- [What you will do]
Omit every picture while repeating the entries exactly.

─── Data extract ───

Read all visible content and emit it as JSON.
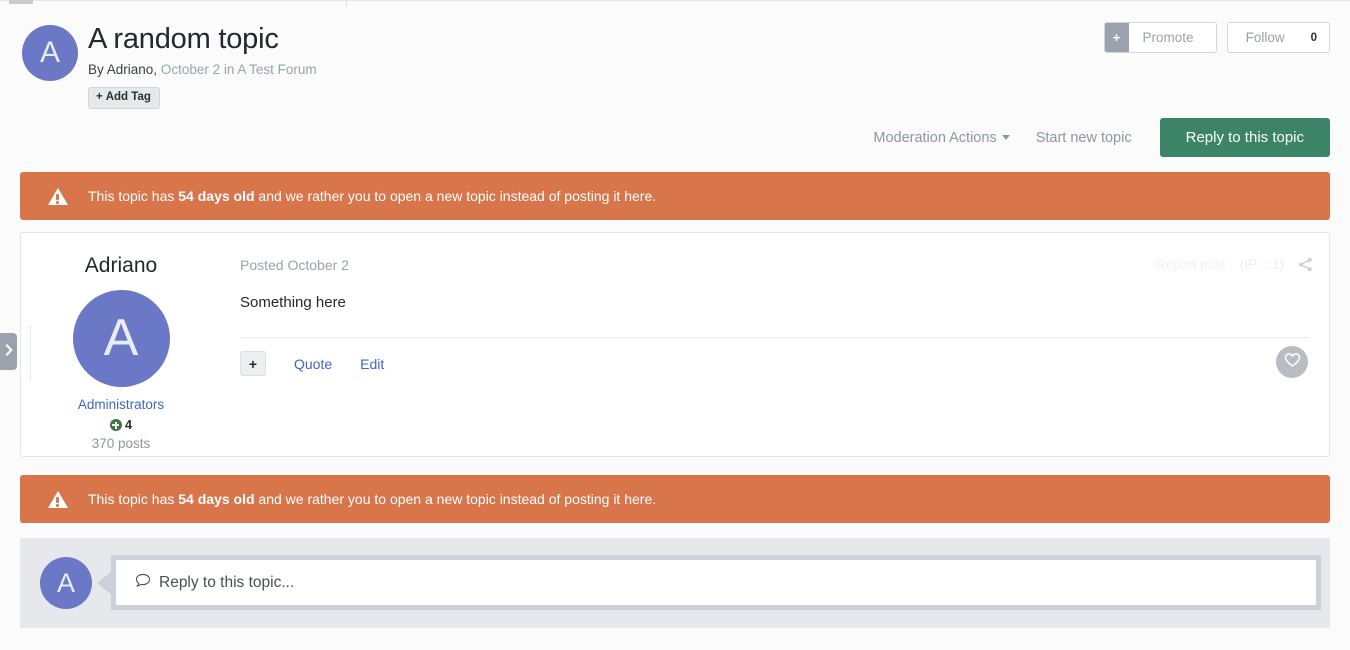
{
  "topic": {
    "title": "A random topic",
    "by_prefix": "By Adriano,",
    "date_forum": "October 2 in A Test Forum",
    "avatar_initial": "A",
    "add_tag_label": "Add Tag",
    "add_tag_icon": "plus-icon"
  },
  "header_buttons": {
    "promote_label": "Promote",
    "promote_icon": "plus-icon",
    "follow_label": "Follow",
    "follow_count": "0"
  },
  "action_bar": {
    "moderation_label": "Moderation Actions",
    "moderation_caret": "chevron-down-icon",
    "start_new_label": "Start new topic",
    "reply_label": "Reply to this topic"
  },
  "warning": {
    "icon": "warning-triangle-icon",
    "text_before": "This topic has ",
    "text_bold": "54 days old",
    "text_after": " and we rather you to open a new topic instead of posting it here."
  },
  "post": {
    "username": "Adriano",
    "avatar_initial": "A",
    "group": "Administrators",
    "reputation": "4",
    "reputation_icon": "reputation-plus-icon",
    "post_count": "370 posts",
    "posted_date": "Posted October 2",
    "report_label": "Report post",
    "ip_label": "(IP: ::1)",
    "share_icon": "share-icon",
    "body": "Something here",
    "tool_plus_icon": "plus-icon",
    "quote_label": "Quote",
    "edit_label": "Edit",
    "like_icon": "heart-icon"
  },
  "reply_box": {
    "avatar_initial": "A",
    "placeholder": "Reply to this topic...",
    "placeholder_icon": "comment-bubble-icon"
  },
  "sidebar_toggle": {
    "icon": "chevron-right-icon"
  },
  "colors": {
    "avatar_blue": "#6a78c5",
    "warning_orange": "#d9754a",
    "reply_green": "#3c8468",
    "link_blue": "#3f68c4",
    "muted_gray": "#9aa2ad",
    "page_bg": "#fbfbfc"
  }
}
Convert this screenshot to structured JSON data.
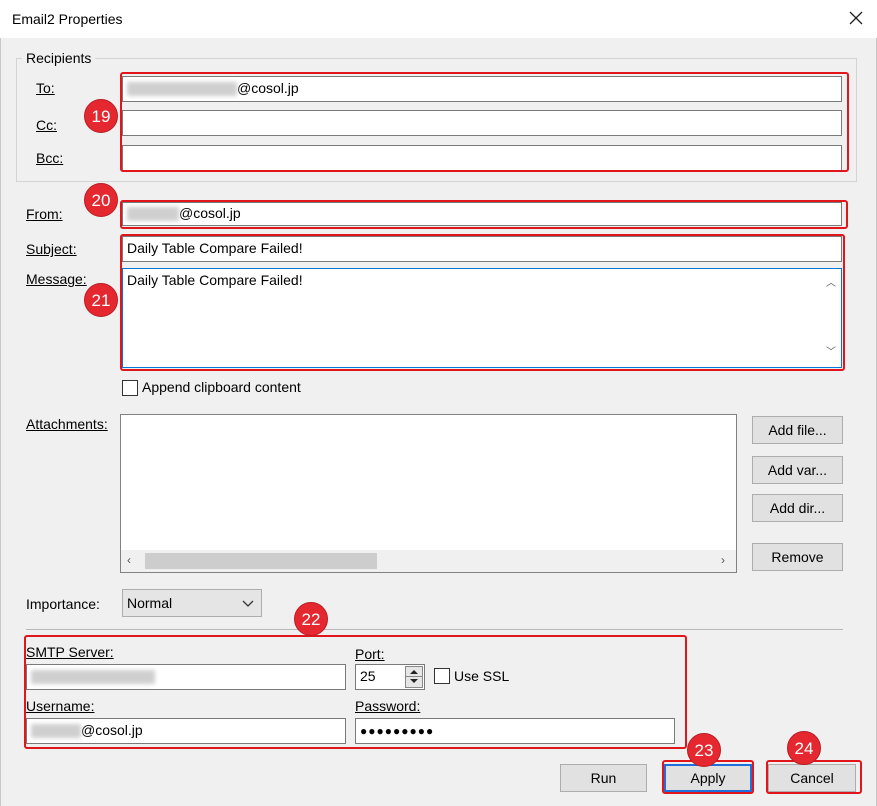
{
  "window": {
    "title": "Email2 Properties",
    "close_glyph": "✕"
  },
  "recipients": {
    "group_label": "Recipients",
    "to_label": "To:",
    "to_value_suffix": "@cosol.jp",
    "cc_label": "Cc:",
    "cc_value": "",
    "bcc_label": "Bcc:",
    "bcc_value": ""
  },
  "from": {
    "label": "From:",
    "value_suffix": "@cosol.jp"
  },
  "subject": {
    "label": "Subject:",
    "value": "Daily Table Compare Failed!"
  },
  "message": {
    "label": "Message:",
    "value": "Daily Table Compare Failed!"
  },
  "append_clipboard": {
    "label": "Append clipboard content",
    "checked": false
  },
  "attachments": {
    "label": "Attachments:",
    "add_file": "Add file...",
    "add_var": "Add var...",
    "add_dir": "Add dir...",
    "remove": "Remove"
  },
  "importance": {
    "label": "Importance:",
    "value": "Normal"
  },
  "smtp": {
    "server_label": "SMTP Server:",
    "port_label": "Port:",
    "port_value": "25",
    "use_ssl_label": "Use SSL",
    "use_ssl_checked": false,
    "username_label": "Username:",
    "username_suffix": "@cosol.jp",
    "password_label": "Password:",
    "password_value": "●●●●●●●●●"
  },
  "buttons": {
    "run": "Run",
    "apply": "Apply",
    "cancel": "Cancel"
  },
  "badges": [
    "19",
    "20",
    "21",
    "22",
    "23",
    "24"
  ],
  "colors": {
    "annotation_red": "#e0161b",
    "badge_red": "#e5282f",
    "apply_focus": "#1e6fd9"
  }
}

───

- [Solution]
Read all visible content and emit it as JSON.
{
  "topic": {
    "title": "A random topic",
    "by_prefix": "By Adriano,",
    "date_forum": "October 2 in A Test Forum",
    "avatar_initial": "A",
    "add_tag_label": "Add Tag",
    "add_tag_icon": "plus-icon"
  },
  "header_buttons": {
    "promote_label": "Promote",
    "promote_icon": "plus-icon",
    "follow_label": "Follow",
    "follow_count": "0"
  },
  "action_bar": {
    "moderation_label": "Moderation Actions",
    "moderation_caret": "chevron-down-icon",
    "start_new_label": "Start new topic",
    "reply_label": "Reply to this topic"
  },
  "warning": {
    "icon": "warning-triangle-icon",
    "text_before": "This topic has ",
    "text_bold": "54 days old",
    "text_after": " and we rather you to open a new topic instead of posting it here."
  },
  "post": {
    "username": "Adriano",
    "avatar_initial": "A",
    "group": "Administrators",
    "reputation": "4",
    "reputation_icon": "reputation-plus-icon",
    "post_count": "370 posts",
    "posted_date": "Posted October 2",
    "report_label": "Report post",
    "ip_label": "(IP: ::1)",
    "share_icon": "share-icon",
    "body": "Something here",
    "tool_plus_icon": "plus-icon",
    "quote_label": "Quote",
    "edit_label": "Edit",
    "like_icon": "heart-icon"
  },
  "reply_box": {
    "avatar_initial": "A",
    "placeholder": "Reply to this topic...",
    "placeholder_icon": "comment-bubble-icon"
  },
  "sidebar_toggle": {
    "icon": "chevron-right-icon"
  },
  "colors": {
    "avatar_blue": "#6a78c5",
    "warning_orange": "#d9754a",
    "reply_green": "#3c8468",
    "link_blue": "#3f68c4",
    "muted_gray": "#9aa2ad",
    "page_bg": "#fbfbfc"
  }
}
Convert this screenshot to structured JSON data.
{
  "window": {
    "title": "Email2 Properties",
    "close_glyph": "✕"
  },
  "recipients": {
    "group_label": "Recipients",
    "to_label": "To:",
    "to_value_suffix": "@cosol.jp",
    "cc_label": "Cc:",
    "cc_value": "",
    "bcc_label": "Bcc:",
    "bcc_value": ""
  },
  "from": {
    "label": "From:",
    "value_suffix": "@cosol.jp"
  },
  "subject": {
    "label": "Subject:",
    "value": "Daily Table Compare Failed!"
  },
  "message": {
    "label": "Message:",
    "value": "Daily Table Compare Failed!"
  },
  "append_clipboard": {
    "label": "Append clipboard content",
    "checked": false
  },
  "attachments": {
    "label": "Attachments:",
    "add_file": "Add file...",
    "add_var": "Add var...",
    "add_dir": "Add dir...",
    "remove": "Remove"
  },
  "importance": {
    "label": "Importance:",
    "value": "Normal"
  },
  "smtp": {
    "server_label": "SMTP Server:",
    "port_label": "Port:",
    "port_value": "25",
    "use_ssl_label": "Use SSL",
    "use_ssl_checked": false,
    "username_label": "Username:",
    "username_suffix": "@cosol.jp",
    "password_label": "Password:",
    "password_value": "●●●●●●●●●"
  },
  "buttons": {
    "run": "Run",
    "apply": "Apply",
    "cancel": "Cancel"
  },
  "badges": [
    "19",
    "20",
    "21",
    "22",
    "23",
    "24"
  ],
  "colors": {
    "annotation_red": "#e0161b",
    "badge_red": "#e5282f",
    "apply_focus": "#1e6fd9"
  }
}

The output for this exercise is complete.